▶ THE REQUEST:
Reproduce every one of the rows below verbatim, with each character, bracket and line break unchanged.
------------------------------------------------------------------------
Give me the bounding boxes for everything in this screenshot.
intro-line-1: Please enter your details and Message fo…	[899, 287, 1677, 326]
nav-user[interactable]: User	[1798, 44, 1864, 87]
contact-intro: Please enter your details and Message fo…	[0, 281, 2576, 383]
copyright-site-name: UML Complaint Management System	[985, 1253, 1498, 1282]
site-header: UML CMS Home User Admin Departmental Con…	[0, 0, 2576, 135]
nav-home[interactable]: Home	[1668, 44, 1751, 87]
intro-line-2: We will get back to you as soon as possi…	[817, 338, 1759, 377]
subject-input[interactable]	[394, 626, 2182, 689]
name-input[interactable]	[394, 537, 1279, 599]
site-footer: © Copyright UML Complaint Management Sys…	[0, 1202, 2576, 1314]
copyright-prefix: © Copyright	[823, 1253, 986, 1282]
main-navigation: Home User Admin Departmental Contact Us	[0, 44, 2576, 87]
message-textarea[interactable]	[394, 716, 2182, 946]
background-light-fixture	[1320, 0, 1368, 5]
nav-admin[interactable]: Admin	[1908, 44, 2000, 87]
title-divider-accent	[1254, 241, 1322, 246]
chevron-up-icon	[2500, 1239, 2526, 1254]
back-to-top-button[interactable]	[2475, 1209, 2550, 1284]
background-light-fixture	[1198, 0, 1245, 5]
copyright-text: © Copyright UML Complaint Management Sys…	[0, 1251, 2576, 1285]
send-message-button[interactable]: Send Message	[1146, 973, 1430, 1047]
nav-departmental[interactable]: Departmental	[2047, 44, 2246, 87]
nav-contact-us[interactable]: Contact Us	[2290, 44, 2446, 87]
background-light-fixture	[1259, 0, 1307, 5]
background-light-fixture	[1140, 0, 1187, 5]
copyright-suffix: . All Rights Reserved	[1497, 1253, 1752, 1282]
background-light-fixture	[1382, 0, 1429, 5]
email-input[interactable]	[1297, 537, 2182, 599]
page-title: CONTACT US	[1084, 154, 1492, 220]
------------------------------------------------------------------------
▶ FULL SOLUTION:
Give me the bounding boxes for everything in this screenshot.
intro-line-1: Please enter your details and Message fo…	[899, 287, 1677, 326]
nav-user[interactable]: User	[1798, 44, 1864, 87]
contact-intro: Please enter your details and Message fo…	[0, 281, 2576, 383]
copyright-site-name: UML Complaint Management System	[985, 1253, 1498, 1282]
site-header: UML CMS Home User Admin Departmental Con…	[0, 0, 2576, 135]
nav-home[interactable]: Home	[1668, 44, 1751, 87]
intro-line-2: We will get back to you as soon as possi…	[817, 338, 1759, 377]
subject-input[interactable]	[394, 626, 2182, 689]
name-input[interactable]	[394, 537, 1279, 599]
site-footer: © Copyright UML Complaint Management Sys…	[0, 1202, 2576, 1314]
copyright-prefix: © Copyright	[823, 1253, 986, 1282]
main-navigation: Home User Admin Departmental Contact Us	[0, 44, 2576, 87]
message-textarea[interactable]	[394, 716, 2182, 946]
background-light-fixture	[1320, 0, 1368, 5]
nav-admin[interactable]: Admin	[1908, 44, 2000, 87]
title-divider-accent	[1254, 241, 1322, 246]
chevron-up-icon	[2500, 1239, 2526, 1254]
back-to-top-button[interactable]	[2475, 1209, 2550, 1284]
background-light-fixture	[1198, 0, 1245, 5]
copyright-text: © Copyright UML Complaint Management Sys…	[0, 1251, 2576, 1285]
send-message-button[interactable]: Send Message	[1146, 973, 1430, 1047]
nav-departmental[interactable]: Departmental	[2047, 44, 2246, 87]
nav-contact-us[interactable]: Contact Us	[2290, 44, 2446, 87]
background-light-fixture	[1259, 0, 1307, 5]
background-light-fixture	[1140, 0, 1187, 5]
copyright-suffix: . All Rights Reserved	[1497, 1253, 1752, 1282]
background-light-fixture	[1382, 0, 1429, 5]
email-input[interactable]	[1297, 537, 2182, 599]
page-title: CONTACT US	[1084, 154, 1492, 220]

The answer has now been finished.